Within the material below, find each line bearing the word "Dispersal" and present it.

— Begin Input —

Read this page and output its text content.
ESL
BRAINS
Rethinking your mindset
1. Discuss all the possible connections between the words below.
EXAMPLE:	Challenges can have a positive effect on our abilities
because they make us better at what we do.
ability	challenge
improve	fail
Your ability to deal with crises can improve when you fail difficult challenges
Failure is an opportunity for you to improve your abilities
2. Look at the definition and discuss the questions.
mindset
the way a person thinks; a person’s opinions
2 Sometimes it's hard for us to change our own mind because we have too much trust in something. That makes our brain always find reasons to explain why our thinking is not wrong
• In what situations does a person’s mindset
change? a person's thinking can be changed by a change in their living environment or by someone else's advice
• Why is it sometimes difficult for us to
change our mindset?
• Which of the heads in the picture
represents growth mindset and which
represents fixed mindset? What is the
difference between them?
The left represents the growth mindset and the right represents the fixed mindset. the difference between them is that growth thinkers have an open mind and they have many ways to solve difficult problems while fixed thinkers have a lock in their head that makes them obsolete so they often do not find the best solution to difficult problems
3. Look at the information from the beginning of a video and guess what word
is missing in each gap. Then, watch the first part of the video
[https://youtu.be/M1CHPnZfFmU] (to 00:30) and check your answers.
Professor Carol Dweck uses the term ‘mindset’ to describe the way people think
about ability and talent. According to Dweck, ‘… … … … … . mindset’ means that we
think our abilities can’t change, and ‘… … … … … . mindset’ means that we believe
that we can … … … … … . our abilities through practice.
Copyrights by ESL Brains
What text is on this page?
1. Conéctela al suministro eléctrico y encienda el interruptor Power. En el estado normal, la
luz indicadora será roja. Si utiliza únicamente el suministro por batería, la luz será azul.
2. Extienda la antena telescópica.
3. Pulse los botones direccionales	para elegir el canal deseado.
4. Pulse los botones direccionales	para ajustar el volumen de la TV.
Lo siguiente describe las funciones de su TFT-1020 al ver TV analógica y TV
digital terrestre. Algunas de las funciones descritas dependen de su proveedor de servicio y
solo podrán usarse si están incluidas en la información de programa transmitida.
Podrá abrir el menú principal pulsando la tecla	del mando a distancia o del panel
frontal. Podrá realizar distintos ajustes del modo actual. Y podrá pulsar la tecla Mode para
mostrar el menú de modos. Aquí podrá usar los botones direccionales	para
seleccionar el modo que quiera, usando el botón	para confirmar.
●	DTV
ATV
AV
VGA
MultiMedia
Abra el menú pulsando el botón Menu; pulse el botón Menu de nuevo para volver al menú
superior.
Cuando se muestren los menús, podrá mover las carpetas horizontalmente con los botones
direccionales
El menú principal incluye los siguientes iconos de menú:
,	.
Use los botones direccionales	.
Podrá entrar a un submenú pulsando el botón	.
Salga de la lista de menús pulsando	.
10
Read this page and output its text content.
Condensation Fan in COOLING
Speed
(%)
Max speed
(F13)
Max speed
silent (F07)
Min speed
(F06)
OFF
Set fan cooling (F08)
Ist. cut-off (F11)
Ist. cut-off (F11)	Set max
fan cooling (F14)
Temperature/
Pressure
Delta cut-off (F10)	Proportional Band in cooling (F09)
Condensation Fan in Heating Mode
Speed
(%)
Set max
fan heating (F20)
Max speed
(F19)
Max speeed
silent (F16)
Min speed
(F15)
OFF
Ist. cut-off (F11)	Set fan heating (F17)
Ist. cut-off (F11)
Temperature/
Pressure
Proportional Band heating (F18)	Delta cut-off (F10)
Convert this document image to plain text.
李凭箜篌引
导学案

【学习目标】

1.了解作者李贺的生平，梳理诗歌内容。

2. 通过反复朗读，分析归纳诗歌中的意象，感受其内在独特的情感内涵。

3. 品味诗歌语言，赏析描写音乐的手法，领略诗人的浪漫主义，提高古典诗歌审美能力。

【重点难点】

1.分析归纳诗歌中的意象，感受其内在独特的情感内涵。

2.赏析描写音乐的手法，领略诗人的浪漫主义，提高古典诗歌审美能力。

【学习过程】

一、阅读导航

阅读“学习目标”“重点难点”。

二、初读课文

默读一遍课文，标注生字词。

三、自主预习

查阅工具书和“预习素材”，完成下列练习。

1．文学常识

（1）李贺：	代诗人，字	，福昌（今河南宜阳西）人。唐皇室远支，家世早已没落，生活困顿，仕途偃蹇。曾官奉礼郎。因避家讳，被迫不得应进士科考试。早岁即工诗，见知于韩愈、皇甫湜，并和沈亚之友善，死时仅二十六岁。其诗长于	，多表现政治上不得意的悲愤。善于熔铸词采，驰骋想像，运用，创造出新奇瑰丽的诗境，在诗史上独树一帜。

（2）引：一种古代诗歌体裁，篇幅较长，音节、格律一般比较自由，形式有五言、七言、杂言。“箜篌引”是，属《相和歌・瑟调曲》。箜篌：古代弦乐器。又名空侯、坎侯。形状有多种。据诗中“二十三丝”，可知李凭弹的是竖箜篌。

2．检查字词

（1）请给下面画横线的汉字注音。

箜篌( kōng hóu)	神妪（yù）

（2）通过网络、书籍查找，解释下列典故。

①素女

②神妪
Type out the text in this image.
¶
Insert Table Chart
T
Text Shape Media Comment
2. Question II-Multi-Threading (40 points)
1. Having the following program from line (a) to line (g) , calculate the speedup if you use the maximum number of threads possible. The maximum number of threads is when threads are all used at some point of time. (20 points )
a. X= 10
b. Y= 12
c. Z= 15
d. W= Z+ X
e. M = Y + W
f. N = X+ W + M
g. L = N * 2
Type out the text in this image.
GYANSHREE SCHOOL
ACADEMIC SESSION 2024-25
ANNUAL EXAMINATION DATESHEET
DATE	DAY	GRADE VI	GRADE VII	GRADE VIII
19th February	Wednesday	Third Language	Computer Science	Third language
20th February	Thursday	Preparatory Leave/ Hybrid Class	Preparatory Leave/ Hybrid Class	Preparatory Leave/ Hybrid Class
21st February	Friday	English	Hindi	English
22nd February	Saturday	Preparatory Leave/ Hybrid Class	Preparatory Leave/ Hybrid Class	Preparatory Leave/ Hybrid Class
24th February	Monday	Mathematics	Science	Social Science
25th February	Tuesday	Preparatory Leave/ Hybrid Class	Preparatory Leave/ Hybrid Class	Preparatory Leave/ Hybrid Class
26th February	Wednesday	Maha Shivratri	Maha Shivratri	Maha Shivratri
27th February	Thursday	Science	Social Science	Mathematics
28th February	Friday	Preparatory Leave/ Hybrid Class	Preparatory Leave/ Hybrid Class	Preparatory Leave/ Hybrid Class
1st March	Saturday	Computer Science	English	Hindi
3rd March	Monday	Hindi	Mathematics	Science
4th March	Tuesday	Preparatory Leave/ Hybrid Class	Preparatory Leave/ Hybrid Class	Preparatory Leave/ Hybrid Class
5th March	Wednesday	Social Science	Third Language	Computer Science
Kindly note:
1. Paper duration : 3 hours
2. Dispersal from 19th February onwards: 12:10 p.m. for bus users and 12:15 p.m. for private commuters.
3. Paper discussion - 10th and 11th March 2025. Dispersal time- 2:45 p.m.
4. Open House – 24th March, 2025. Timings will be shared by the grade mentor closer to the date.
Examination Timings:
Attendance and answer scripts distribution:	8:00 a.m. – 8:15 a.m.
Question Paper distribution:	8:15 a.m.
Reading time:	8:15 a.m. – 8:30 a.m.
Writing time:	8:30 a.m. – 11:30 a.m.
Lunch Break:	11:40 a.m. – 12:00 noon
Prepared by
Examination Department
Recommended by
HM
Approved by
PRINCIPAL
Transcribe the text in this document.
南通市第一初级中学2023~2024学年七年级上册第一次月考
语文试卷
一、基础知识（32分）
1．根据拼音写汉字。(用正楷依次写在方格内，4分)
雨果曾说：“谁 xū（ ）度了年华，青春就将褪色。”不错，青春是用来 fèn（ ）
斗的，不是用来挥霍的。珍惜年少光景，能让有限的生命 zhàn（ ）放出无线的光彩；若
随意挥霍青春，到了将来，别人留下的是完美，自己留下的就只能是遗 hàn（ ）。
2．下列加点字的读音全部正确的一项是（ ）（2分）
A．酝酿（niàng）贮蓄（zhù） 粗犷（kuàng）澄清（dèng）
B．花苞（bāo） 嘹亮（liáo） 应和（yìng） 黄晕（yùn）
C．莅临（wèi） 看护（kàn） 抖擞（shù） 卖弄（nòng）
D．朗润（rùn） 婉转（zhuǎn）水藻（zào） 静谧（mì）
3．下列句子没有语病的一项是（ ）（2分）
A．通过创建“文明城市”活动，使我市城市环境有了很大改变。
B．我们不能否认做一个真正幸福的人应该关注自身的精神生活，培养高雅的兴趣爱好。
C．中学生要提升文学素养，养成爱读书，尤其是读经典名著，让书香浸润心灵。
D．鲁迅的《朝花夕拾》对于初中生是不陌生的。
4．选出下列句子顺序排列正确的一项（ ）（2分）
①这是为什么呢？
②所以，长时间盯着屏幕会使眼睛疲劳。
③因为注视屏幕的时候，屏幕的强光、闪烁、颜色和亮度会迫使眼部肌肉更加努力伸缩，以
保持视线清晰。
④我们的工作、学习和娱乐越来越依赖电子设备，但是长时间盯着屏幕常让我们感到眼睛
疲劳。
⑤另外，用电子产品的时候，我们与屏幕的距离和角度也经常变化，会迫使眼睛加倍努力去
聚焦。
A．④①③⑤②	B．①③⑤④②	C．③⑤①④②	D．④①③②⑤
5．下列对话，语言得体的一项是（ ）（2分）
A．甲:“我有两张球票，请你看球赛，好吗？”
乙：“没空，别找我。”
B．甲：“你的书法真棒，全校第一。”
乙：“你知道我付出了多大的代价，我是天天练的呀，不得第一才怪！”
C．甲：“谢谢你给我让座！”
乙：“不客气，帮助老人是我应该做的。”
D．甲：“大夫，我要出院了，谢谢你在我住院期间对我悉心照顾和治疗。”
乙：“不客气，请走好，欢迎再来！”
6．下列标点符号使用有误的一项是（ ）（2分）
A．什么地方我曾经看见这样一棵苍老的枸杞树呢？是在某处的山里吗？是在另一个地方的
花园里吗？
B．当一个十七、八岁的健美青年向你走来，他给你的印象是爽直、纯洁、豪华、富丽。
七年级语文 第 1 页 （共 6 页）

— End Input —

Task output>
2. Dispersal from 19th February onwards: 12:10 p.m. for bus users and 12:15 p.m. for private commuters.
3. Paper discussion - 10th and 11th March 2025. Dispersal time- 2:45 p.m.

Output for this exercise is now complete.